PROBLEM TO WORK ON: Look through the records below, and copy out every line that holds the string "mechanisms".

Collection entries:
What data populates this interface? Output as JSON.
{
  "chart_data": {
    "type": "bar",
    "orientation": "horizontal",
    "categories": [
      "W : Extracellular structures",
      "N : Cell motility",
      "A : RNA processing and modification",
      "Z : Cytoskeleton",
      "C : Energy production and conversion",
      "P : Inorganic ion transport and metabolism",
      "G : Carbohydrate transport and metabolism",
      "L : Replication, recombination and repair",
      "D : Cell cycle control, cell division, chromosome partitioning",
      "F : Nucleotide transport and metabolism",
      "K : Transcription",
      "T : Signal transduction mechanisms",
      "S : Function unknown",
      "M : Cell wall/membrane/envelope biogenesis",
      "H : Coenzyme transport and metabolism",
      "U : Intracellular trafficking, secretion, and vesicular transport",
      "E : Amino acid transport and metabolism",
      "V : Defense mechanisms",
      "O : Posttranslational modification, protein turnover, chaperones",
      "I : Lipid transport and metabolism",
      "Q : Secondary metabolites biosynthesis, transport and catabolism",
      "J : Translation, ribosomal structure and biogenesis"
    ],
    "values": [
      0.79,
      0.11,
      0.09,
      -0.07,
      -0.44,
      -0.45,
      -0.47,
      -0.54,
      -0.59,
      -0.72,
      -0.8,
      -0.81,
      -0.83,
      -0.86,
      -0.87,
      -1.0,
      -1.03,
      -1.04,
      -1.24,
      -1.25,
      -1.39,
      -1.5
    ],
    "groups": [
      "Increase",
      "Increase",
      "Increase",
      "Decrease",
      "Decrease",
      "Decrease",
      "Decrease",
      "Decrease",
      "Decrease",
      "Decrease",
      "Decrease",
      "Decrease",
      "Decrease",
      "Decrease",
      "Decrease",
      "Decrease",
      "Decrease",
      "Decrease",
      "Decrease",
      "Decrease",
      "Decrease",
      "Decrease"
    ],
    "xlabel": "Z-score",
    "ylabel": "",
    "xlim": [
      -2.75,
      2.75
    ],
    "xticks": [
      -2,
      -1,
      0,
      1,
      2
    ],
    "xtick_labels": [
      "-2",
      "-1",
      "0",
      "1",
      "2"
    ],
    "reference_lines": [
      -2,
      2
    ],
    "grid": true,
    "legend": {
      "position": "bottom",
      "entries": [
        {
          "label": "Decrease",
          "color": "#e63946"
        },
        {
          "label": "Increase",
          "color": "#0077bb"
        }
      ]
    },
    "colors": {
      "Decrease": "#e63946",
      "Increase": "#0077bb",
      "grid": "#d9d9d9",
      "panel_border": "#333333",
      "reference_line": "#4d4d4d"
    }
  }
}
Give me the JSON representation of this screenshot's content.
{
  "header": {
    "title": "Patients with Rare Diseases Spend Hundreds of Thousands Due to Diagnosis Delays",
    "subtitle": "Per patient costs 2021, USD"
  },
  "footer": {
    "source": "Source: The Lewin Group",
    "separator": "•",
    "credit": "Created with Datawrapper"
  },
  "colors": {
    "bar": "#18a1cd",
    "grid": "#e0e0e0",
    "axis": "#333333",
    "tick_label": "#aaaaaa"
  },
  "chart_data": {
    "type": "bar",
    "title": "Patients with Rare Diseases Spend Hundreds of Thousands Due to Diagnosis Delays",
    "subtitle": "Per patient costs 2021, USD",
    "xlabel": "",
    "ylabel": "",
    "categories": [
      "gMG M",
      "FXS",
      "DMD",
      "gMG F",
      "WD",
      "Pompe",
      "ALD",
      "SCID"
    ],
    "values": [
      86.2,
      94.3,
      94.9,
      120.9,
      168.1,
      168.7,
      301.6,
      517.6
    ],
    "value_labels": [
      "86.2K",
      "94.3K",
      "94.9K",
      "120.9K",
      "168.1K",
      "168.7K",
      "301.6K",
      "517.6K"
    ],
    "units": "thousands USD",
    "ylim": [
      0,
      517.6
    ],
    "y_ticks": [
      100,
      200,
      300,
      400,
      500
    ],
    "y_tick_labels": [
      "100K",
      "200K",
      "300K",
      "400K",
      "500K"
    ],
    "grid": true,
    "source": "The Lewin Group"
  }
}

SOLUTION TO THIS PROBLEM:
      "T : Signal transduction mechanisms",
      "V : Defense mechanisms",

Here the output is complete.